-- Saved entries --
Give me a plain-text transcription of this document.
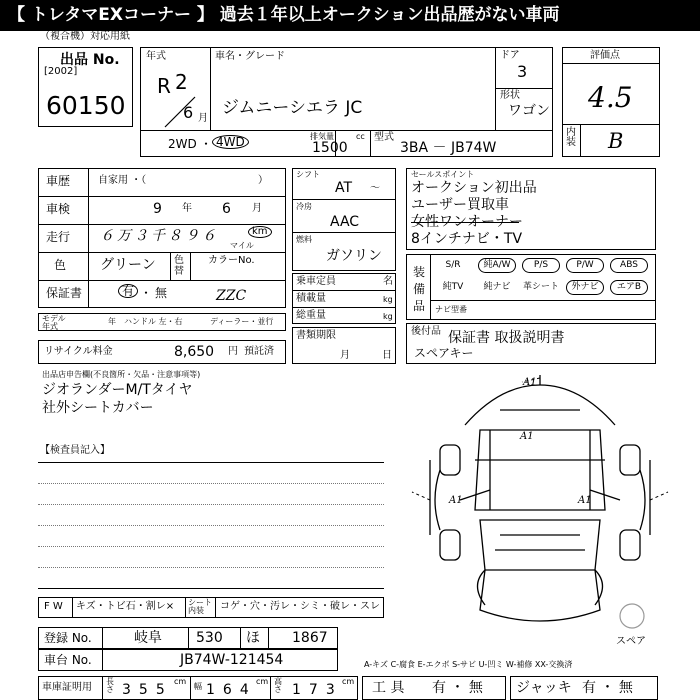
【 トレタマEXコーナー 】 過去１年以上オークション出品歴がない車両
（複合機）対応用紙
出品 No.
[2002]
60150
年式
R 2
6 月
車名・グレード
ジムニーシエラ JC
ドア
3
形状
ワゴン
2WD ・ 4WD	排気量
1500
cc 型式
3BA － JB74W
評価点
4.5
内装 B
車歴	自家用 ・（	）
車検	9 年 6 月
走行 ６万３千８９６	km
マイル
色 グリーン 色替
カラーNo.
保証書	有 ・ 無	ZZC
モデル年式
年 ハンドル 左・右	ディーラー・並行
リサイクル料金	8,650 円 預託済
シフト
AT ～
冷房
AAC
燃料
ガソリン
乗車定員	名
積載量	kg
総重量	kg
書類期限
月	日
セールスポイント
オークション初出品
ユーザー買取車
女性ワンオーナー
8インチナビ・TV
装備品
S/R	純A/W	P/S	P/W	ABS
純TV	純ナビ	革シート	外ナビ	エアB
ナビ型番
後付品 保証書 取扱説明書
スペアキー
出品店申告欄(不良箇所・欠品・注意事項等)
ジオランダーM/Tタイヤ
社外シートカバー
【検査員記入】
A1
A1
A1	A1
F W キズ・トビ石・割レ× シート内装	コゲ・穴・汚レ・シミ・破レ・スレ
登録 No.	岐阜 530 ほ 1867
車台 No.	JB74W-121454
スペア
A-キズ C-腐食 E-エクボ S-サビ U-凹ミ W-補修 XX-交換済
車庫証明用
長さ 355
cm
幅 164
cm 高さ 173
cm 工 具 有 ・ 無 ジャッキ 有 ・ 無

-- EXERCISE AIM --
Keep the pictures out of your copy, and repeat every entry above exactly.

-- EXERCISE RESULT --
Give me a plain-text transcription of this document.
【 トレタマEXコーナー 】 過去１年以上オークション出品歴がない車両
（複合機）対応用紙
出品 No.
[2002]
60150
年式
R 2
6 月
車名・グレード
ジムニーシエラ JC
ドア
3
形状
ワゴン
2WD ・ 4WD	排気量
1500
cc 型式
3BA － JB74W
評価点
4.5
内装 B
車歴	自家用 ・（	）
車検	9 年 6 月
走行 ６万３千８９６	km
マイル
色 グリーン 色替
カラーNo.
保証書	有 ・ 無	ZZC
モデル年式
年 ハンドル 左・右	ディーラー・並行
リサイクル料金	8,650 円 預託済
シフト
AT ～
冷房
AAC
燃料
ガソリン
乗車定員	名
積載量	kg
総重量	kg
書類期限
月	日
セールスポイント
オークション初出品
ユーザー買取車
女性ワンオーナー
8インチナビ・TV
装備品
S/R	純A/W	P/S	P/W	ABS
純TV	純ナビ	革シート	外ナビ	エアB
ナビ型番
後付品 保証書 取扱説明書
スペアキー
出品店申告欄(不良箇所・欠品・注意事項等)
ジオランダーM/Tタイヤ
社外シートカバー
【検査員記入】
A1
A1
A1	A1
F W キズ・トビ石・割レ× シート内装	コゲ・穴・汚レ・シミ・破レ・スレ
登録 No.	岐阜 530 ほ 1867
車台 No.	JB74W-121454
スペア
A-キズ C-腐食 E-エクボ S-サビ U-凹ミ W-補修 XX-交換済
車庫証明用
長さ 355
cm
幅 164
cm 高さ 173
cm 工 具 有 ・ 無 ジャッキ 有 ・ 無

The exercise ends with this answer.